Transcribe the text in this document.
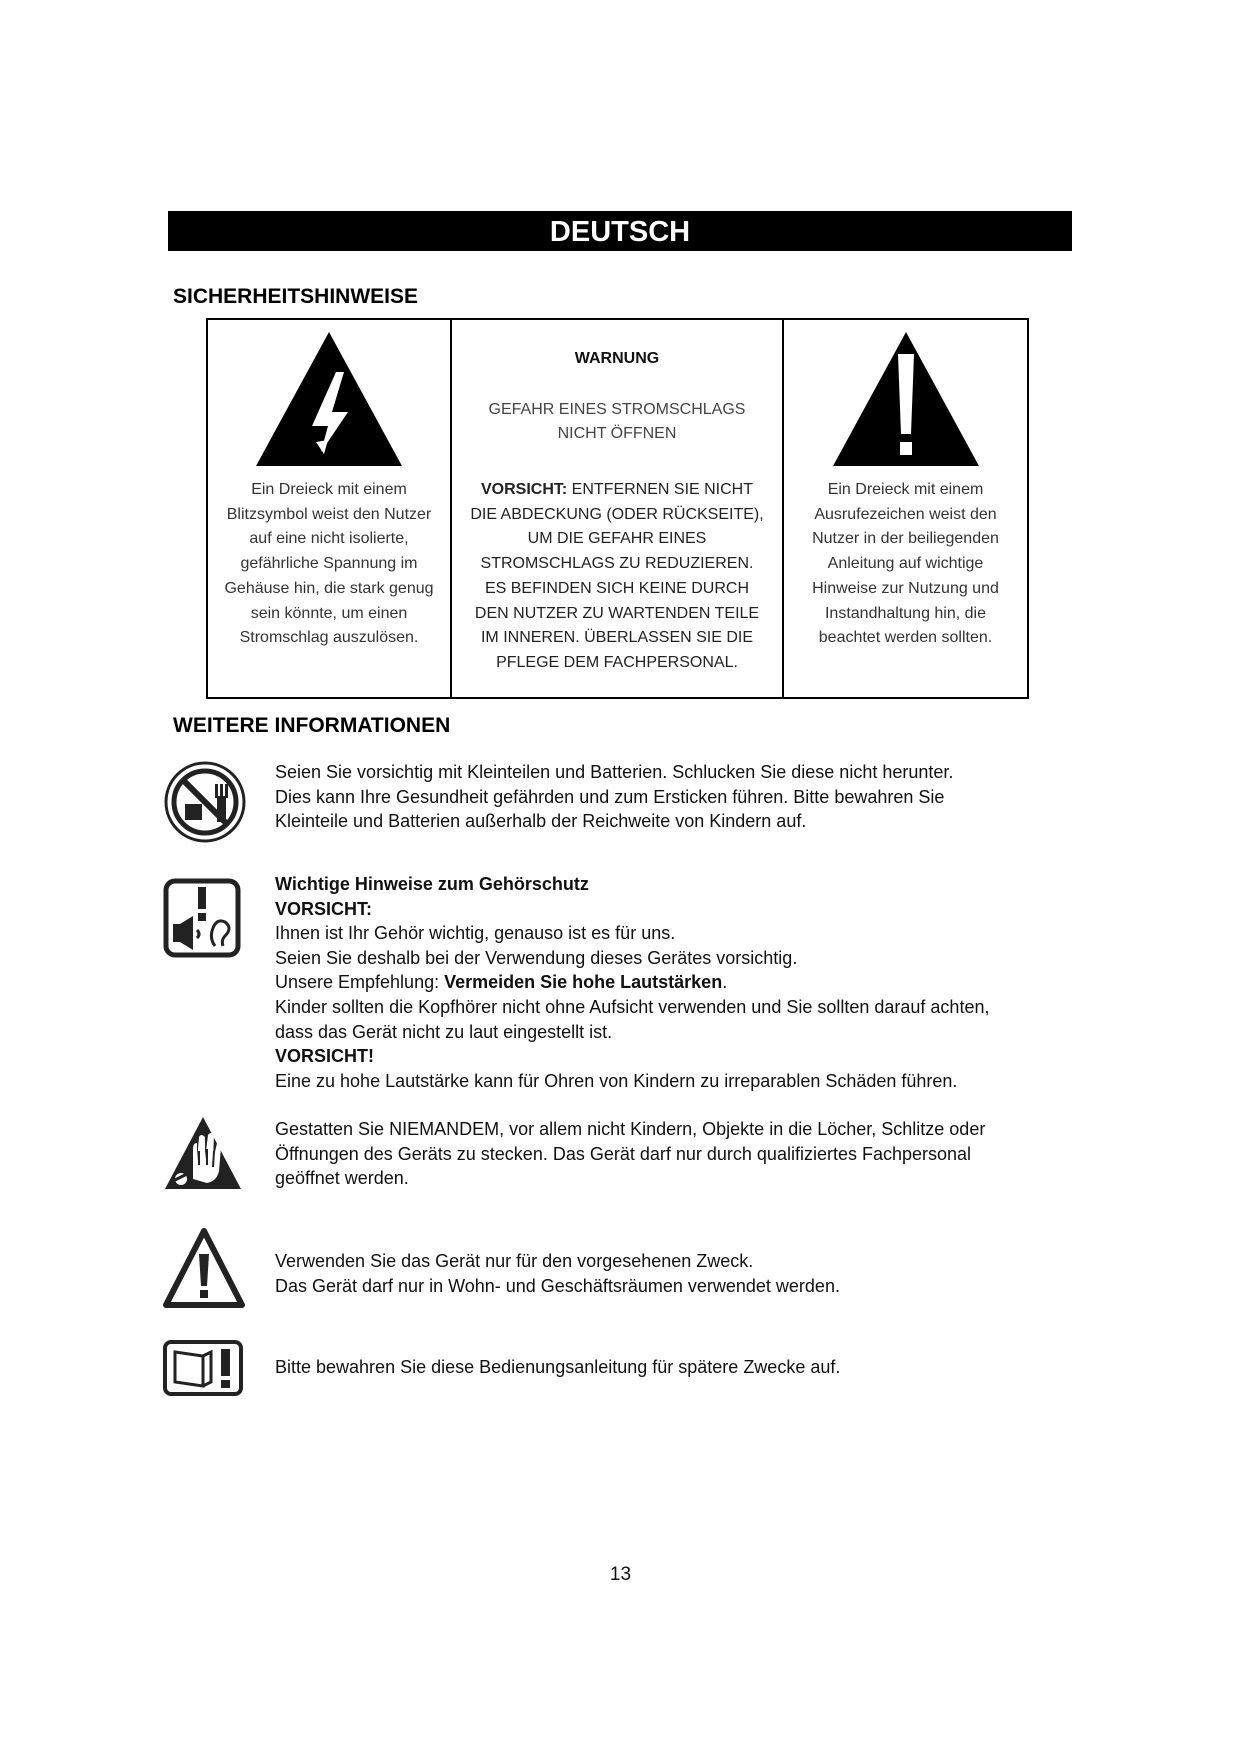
DEUTSCH
SICHERHEITSHINWEISE
Ein Dreieck mit einem
Blitzsymbol weist den Nutzer
auf eine nicht isolierte,
gefährliche Spannung im
Gehäuse hin, die stark genug
sein könnte, um einen
Stromschlag auszulösen.
WARNUNG
GEFAHR EINES STROMSCHLAGS
NICHT ÖFFNEN
VORSICHT: ENTFERNEN SIE NICHT
DIE ABDECKUNG (ODER RÜCKSEITE),
UM DIE GEFAHR EINES
STROMSCHLAGS ZU REDUZIEREN.
ES BEFINDEN SICH KEINE DURCH
DEN NUTZER ZU WARTENDEN TEILE
IM INNEREN. ÜBERLASSEN SIE DIE
PFLEGE DEM FACHPERSONAL.
Ein Dreieck mit einem
Ausrufezeichen weist den
Nutzer in der beiliegenden
Anleitung auf wichtige
Hinweise zur Nutzung und
Instandhaltung hin, die
beachtet werden sollten.
WEITERE INFORMATIONEN
Seien Sie vorsichtig mit Kleinteilen und Batterien. Schlucken Sie diese nicht herunter.
Dies kann Ihre Gesundheit gefährden und zum Ersticken führen. Bitte bewahren Sie
Kleinteile und Batterien außerhalb der Reichweite von Kindern auf.
Wichtige Hinweise zum Gehörschutz
VORSICHT:
Ihnen ist Ihr Gehör wichtig, genauso ist es für uns.
Seien Sie deshalb bei der Verwendung dieses Gerätes vorsichtig.
Unsere Empfehlung: Vermeiden Sie hohe Lautstärken.
Kinder sollten die Kopfhörer nicht ohne Aufsicht verwenden und Sie sollten darauf achten,
dass das Gerät nicht zu laut eingestellt ist.
VORSICHT!
Eine zu hohe Lautstärke kann für Ohren von Kindern zu irreparablen Schäden führen.
Gestatten Sie NIEMANDEM, vor allem nicht Kindern, Objekte in die Löcher, Schlitze oder
Öffnungen des Geräts zu stecken. Das Gerät darf nur durch qualifiziertes Fachpersonal
geöffnet werden.
Verwenden Sie das Gerät nur für den vorgesehenen Zweck.
Das Gerät darf nur in Wohn- und Geschäftsräumen verwendet werden.
Bitte bewahren Sie diese Bedienungsanleitung für spätere Zwecke auf.
13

══════════════════════════════

Search the entries for the word "Batterien", then gather every line that has it.

Seien Sie vorsichtig mit Kleinteilen und Batterien. Schlucken Sie diese nicht herunter.
Kleinteile und Batterien außerhalb der Reichweite von Kindern auf.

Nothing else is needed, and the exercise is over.